● Stated task
All lines in which the word "results" occurs are to be extracted.
+ + + + +
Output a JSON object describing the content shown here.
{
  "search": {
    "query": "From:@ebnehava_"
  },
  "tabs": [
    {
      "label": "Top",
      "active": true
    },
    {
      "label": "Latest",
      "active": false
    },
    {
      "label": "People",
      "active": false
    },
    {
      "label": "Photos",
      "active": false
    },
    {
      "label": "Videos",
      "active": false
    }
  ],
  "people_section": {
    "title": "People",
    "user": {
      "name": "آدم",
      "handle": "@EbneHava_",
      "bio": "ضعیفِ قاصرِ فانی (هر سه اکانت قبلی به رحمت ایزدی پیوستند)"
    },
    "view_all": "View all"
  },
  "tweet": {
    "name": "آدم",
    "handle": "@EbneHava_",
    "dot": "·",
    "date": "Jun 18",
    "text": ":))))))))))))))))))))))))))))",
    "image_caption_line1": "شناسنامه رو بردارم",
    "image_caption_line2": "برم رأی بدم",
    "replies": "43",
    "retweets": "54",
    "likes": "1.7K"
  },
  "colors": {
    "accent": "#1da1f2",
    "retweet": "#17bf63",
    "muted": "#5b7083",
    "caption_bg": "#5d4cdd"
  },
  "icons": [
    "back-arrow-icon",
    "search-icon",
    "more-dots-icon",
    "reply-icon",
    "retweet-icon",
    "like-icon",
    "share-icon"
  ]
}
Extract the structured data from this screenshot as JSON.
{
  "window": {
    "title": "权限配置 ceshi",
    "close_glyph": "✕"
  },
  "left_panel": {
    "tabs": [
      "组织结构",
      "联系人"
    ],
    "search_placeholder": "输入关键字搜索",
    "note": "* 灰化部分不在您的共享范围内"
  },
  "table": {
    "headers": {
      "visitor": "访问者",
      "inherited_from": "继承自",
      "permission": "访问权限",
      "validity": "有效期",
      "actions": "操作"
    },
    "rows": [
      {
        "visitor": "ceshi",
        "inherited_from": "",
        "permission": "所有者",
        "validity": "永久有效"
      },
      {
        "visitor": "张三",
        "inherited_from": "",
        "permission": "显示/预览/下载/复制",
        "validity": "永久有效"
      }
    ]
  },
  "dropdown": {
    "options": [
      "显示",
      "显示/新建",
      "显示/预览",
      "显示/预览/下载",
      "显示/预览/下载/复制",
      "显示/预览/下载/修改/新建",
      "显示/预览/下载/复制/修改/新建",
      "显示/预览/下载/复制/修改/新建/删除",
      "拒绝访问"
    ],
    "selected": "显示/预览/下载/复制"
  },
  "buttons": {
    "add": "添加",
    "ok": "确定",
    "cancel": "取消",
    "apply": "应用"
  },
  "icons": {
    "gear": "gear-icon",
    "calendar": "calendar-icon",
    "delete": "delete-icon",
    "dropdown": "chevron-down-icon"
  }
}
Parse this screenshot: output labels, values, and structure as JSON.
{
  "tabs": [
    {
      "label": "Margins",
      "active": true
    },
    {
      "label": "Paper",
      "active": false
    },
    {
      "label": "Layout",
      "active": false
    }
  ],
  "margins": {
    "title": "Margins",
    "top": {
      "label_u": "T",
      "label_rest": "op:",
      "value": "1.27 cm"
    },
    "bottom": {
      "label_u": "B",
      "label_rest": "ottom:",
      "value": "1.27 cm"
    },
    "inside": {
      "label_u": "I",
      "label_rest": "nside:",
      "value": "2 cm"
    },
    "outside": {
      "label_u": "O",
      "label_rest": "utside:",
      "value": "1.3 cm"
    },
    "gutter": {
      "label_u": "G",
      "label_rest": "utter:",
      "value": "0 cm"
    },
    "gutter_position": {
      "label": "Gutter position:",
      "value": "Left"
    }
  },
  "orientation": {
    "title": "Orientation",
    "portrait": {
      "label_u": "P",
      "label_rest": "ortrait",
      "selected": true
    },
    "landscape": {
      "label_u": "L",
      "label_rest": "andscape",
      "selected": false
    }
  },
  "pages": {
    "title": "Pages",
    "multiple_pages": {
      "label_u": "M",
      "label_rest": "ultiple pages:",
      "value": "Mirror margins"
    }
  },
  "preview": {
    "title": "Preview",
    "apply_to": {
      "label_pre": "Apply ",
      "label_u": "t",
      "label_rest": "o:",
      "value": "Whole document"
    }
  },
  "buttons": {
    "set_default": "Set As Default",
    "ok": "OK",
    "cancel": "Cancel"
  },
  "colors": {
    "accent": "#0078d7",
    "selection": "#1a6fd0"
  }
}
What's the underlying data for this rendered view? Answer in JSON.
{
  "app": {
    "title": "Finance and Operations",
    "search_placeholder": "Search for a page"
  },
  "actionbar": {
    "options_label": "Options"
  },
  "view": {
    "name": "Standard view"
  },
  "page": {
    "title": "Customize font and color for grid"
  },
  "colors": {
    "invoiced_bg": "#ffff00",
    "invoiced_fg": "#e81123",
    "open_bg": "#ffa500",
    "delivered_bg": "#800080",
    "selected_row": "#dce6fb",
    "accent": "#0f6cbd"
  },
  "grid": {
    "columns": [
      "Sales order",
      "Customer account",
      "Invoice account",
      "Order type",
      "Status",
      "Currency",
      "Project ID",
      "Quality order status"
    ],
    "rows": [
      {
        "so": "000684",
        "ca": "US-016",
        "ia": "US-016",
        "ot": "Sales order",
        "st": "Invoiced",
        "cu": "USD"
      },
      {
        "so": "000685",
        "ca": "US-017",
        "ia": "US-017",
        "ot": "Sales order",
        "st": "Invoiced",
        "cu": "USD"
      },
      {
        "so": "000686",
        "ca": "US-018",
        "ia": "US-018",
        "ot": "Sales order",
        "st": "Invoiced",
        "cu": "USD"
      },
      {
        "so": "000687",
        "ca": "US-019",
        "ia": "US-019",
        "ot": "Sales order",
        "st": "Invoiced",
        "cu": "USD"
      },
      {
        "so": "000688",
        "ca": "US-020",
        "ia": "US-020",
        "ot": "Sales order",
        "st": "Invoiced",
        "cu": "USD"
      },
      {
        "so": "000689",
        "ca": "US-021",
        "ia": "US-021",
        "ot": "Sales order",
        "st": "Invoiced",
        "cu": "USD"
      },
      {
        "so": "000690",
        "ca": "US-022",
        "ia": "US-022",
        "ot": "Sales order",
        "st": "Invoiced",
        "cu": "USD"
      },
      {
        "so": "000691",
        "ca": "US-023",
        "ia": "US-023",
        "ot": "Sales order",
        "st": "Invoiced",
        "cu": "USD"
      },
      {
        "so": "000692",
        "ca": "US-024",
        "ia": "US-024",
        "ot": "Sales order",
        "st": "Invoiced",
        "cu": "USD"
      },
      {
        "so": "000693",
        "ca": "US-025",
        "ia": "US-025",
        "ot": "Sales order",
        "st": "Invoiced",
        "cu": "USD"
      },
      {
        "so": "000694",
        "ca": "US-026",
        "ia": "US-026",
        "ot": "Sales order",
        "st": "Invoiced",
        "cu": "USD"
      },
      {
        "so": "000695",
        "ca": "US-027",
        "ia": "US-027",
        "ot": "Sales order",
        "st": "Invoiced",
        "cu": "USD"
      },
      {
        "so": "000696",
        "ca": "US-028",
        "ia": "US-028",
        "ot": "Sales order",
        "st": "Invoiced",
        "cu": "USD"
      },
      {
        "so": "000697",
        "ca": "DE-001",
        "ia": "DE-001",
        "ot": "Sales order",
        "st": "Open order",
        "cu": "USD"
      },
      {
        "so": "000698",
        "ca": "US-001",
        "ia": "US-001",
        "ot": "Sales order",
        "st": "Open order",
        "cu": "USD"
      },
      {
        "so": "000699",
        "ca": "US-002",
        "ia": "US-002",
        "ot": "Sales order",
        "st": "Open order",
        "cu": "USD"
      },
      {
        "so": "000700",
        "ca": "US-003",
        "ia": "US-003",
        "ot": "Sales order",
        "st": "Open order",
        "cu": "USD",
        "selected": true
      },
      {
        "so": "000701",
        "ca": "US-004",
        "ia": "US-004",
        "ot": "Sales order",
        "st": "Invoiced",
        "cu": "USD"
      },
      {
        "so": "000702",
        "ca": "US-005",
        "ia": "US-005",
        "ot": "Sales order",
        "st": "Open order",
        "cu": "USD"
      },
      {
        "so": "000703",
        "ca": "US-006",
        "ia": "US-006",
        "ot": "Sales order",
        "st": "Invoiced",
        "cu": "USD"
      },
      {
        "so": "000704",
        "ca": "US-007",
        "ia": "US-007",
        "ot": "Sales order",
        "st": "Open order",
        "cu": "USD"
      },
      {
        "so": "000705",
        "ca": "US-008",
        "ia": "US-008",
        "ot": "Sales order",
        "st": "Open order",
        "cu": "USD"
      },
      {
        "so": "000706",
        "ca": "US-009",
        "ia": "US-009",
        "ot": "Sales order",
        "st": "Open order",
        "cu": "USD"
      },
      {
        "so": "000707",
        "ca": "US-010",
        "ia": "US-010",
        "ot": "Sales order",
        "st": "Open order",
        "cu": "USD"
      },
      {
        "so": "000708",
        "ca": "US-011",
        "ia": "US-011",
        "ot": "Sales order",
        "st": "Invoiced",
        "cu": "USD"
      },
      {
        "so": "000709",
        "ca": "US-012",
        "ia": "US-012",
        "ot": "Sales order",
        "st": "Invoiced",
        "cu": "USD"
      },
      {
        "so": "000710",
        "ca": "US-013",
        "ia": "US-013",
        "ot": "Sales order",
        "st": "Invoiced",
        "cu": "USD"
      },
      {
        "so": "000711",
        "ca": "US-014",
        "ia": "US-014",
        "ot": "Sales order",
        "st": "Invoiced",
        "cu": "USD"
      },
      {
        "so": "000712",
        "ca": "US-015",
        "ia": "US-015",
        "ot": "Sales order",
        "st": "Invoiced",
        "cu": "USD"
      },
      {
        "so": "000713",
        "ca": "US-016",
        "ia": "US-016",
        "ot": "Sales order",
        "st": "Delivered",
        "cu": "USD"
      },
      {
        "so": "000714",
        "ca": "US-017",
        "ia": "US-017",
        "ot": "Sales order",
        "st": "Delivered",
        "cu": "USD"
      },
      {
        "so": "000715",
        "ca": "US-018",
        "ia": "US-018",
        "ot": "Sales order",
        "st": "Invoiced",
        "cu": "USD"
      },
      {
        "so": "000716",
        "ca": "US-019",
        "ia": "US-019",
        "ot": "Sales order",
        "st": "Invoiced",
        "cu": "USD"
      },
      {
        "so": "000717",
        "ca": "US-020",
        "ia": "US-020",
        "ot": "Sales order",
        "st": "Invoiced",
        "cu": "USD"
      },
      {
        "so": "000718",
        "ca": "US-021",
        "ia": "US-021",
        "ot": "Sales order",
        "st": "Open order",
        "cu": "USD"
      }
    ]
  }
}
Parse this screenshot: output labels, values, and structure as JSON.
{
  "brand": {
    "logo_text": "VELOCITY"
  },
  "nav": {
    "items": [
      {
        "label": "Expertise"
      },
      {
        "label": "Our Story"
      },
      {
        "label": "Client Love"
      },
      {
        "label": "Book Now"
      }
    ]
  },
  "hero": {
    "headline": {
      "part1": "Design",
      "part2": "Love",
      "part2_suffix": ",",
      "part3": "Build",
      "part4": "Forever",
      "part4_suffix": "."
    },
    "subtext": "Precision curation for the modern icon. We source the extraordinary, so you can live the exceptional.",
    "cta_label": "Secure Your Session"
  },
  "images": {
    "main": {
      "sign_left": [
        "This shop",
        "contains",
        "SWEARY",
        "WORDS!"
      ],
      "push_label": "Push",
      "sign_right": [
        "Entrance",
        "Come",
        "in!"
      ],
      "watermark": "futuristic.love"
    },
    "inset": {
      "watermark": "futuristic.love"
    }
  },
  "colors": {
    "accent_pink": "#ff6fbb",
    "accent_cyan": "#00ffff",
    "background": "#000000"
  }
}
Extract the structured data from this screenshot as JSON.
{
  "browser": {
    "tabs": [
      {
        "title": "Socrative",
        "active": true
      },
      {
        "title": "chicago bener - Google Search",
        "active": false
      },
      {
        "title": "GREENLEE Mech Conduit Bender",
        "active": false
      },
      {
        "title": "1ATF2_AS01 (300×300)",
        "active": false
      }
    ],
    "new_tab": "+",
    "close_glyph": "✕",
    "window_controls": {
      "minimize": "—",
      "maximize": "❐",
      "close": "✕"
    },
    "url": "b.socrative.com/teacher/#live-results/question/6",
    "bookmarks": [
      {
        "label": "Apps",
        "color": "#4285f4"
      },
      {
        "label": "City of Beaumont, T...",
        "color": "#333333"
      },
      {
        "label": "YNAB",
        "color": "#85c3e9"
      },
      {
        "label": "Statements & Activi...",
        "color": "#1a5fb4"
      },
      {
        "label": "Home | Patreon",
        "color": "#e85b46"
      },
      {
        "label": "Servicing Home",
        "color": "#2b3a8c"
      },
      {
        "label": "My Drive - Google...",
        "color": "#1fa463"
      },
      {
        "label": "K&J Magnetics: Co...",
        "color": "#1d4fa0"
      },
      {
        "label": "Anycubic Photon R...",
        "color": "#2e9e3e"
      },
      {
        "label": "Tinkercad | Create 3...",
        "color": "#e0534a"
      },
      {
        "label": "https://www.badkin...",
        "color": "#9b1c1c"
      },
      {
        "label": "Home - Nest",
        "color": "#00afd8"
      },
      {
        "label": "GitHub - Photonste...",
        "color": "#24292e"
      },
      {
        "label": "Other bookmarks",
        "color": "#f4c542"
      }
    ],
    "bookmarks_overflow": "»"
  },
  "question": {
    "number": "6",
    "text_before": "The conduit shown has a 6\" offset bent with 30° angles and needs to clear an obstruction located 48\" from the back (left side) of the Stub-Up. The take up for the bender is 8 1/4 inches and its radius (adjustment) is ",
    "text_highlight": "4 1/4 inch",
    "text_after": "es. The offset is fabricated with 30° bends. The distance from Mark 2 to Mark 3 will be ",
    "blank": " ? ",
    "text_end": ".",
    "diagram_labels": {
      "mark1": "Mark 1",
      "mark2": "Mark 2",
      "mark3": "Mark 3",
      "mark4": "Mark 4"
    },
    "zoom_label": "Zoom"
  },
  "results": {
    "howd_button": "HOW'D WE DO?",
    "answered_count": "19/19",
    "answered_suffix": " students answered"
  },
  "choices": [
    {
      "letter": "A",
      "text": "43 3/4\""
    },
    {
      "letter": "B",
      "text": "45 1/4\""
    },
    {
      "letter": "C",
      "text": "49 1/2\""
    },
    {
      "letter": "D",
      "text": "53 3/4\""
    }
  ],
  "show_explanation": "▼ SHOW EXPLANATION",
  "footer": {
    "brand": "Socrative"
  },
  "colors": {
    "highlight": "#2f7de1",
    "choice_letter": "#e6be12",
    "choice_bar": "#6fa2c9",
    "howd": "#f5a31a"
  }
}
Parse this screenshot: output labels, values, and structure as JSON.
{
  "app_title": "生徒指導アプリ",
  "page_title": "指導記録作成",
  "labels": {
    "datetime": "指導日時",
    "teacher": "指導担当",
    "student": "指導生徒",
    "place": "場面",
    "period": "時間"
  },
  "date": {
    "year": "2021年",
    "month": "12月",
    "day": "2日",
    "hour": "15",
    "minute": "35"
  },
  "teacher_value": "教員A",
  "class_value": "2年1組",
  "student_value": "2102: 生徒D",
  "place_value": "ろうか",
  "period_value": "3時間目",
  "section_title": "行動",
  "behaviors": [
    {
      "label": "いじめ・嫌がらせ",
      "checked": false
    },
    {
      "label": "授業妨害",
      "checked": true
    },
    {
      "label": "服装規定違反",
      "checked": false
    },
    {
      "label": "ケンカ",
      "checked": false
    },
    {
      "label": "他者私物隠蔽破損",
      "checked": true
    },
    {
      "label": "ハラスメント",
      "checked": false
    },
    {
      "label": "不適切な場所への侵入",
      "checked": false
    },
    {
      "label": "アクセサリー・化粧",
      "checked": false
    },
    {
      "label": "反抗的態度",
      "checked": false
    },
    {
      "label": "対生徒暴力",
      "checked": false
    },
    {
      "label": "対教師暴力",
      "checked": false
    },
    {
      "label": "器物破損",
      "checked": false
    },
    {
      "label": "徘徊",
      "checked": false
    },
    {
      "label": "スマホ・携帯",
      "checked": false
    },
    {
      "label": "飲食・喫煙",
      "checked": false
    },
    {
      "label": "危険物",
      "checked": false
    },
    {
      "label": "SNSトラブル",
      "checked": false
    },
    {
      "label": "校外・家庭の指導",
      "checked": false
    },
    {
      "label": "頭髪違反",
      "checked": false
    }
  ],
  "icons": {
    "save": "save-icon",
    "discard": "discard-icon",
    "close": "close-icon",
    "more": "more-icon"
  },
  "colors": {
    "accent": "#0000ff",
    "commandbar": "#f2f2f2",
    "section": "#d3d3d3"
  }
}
+ + + + +
● Result
    "url": "b.socrative.com/teacher/#live-results/question/6",
  "results": {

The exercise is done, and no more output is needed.